Aim of the task: Every line that contains the word "thought" should be copied.

Material shown:
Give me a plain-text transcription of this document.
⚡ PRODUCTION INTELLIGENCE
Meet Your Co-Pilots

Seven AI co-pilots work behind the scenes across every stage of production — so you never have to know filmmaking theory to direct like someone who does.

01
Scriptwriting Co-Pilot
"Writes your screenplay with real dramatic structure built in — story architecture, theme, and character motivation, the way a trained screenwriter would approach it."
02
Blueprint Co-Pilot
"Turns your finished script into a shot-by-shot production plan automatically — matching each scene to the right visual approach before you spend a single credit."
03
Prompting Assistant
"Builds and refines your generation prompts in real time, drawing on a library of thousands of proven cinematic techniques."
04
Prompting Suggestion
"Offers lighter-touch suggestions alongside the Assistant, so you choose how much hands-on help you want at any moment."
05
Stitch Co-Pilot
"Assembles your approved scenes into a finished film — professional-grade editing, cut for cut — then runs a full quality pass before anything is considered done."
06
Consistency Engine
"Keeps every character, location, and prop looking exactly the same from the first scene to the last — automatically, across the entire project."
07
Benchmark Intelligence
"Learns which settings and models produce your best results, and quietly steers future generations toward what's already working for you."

--

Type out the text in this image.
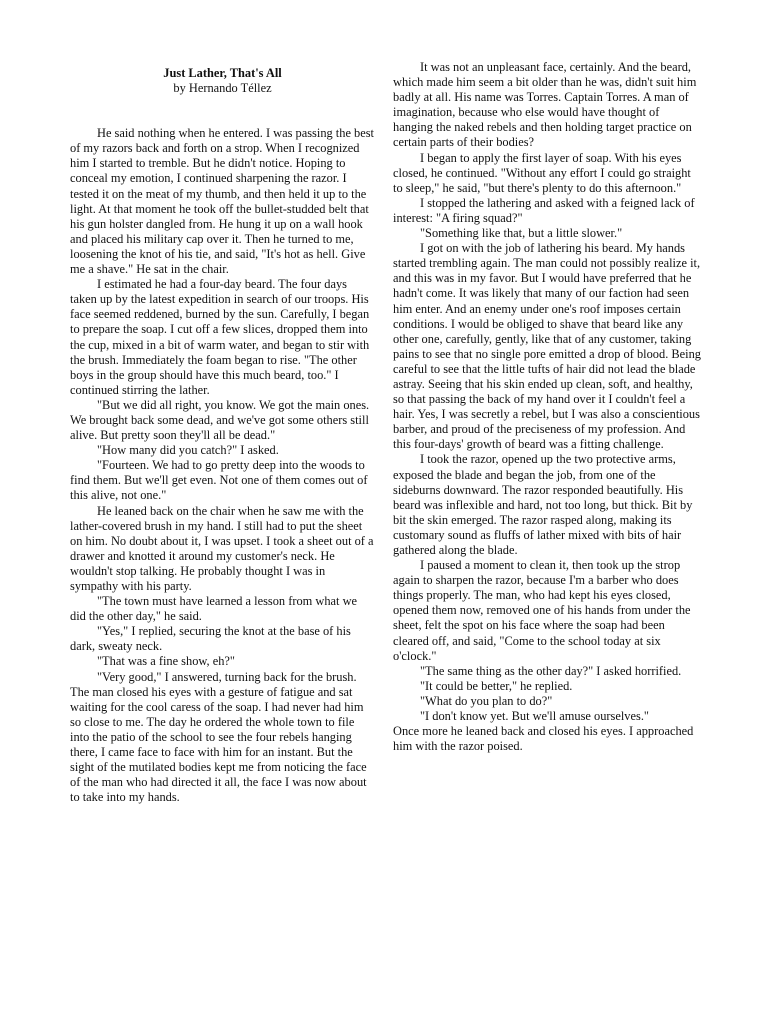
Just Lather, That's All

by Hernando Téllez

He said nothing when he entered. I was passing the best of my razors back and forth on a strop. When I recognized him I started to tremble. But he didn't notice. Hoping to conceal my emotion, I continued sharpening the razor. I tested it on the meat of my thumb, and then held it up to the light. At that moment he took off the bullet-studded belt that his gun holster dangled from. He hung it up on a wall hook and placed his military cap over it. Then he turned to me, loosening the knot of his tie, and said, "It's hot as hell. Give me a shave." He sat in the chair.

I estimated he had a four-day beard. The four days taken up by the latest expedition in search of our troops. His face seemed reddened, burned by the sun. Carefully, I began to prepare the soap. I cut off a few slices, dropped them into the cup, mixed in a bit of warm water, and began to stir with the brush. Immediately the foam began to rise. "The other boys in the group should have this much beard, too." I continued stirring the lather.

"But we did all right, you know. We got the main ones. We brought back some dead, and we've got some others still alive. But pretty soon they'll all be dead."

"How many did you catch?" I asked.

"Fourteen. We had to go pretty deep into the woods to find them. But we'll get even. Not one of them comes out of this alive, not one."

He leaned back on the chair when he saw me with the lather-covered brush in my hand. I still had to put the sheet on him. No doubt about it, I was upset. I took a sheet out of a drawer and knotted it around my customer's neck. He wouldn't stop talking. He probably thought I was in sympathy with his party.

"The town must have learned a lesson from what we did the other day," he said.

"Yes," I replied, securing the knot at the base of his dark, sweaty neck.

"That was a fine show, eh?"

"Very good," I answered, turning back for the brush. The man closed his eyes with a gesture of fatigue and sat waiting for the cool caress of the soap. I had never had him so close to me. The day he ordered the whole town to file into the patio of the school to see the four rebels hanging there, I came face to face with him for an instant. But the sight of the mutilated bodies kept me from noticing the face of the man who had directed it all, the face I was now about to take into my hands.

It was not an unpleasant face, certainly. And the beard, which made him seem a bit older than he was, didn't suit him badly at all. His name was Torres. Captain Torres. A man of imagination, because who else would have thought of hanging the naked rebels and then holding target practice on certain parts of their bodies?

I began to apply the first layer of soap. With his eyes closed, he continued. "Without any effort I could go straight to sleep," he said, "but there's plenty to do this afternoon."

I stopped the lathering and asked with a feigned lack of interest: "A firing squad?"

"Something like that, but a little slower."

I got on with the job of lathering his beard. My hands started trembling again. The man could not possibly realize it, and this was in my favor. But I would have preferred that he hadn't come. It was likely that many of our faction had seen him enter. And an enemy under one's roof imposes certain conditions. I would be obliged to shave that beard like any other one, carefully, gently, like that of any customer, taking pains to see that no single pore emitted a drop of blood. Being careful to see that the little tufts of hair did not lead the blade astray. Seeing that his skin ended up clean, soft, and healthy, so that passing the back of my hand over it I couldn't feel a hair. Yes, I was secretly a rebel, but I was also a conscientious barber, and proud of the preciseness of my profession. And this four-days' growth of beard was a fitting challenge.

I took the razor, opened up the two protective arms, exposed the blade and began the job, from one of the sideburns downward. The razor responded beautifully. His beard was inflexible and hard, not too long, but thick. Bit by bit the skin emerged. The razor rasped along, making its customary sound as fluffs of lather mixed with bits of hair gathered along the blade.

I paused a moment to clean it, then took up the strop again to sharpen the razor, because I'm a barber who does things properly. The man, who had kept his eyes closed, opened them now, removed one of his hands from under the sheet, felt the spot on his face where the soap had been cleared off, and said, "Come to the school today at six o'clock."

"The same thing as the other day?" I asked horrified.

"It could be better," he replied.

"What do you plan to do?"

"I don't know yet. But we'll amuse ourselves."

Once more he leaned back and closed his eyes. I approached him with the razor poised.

Finished answer:
He leaned back on the chair when he saw me with the lather-covered brush in my hand. I still had to put the sheet on him. No doubt about it, I was upset. I took a sheet out of a drawer and knotted it around my customer's neck. He wouldn't stop talking. He probably thought I was in sympathy with his party.
It was not an unpleasant face, certainly. And the beard, which made him seem a bit older than he was, didn't suit him badly at all. His name was Torres. Captain Torres. A man of imagination, because who else would have thought of hanging the naked rebels and then holding target practice on certain parts of their bodies?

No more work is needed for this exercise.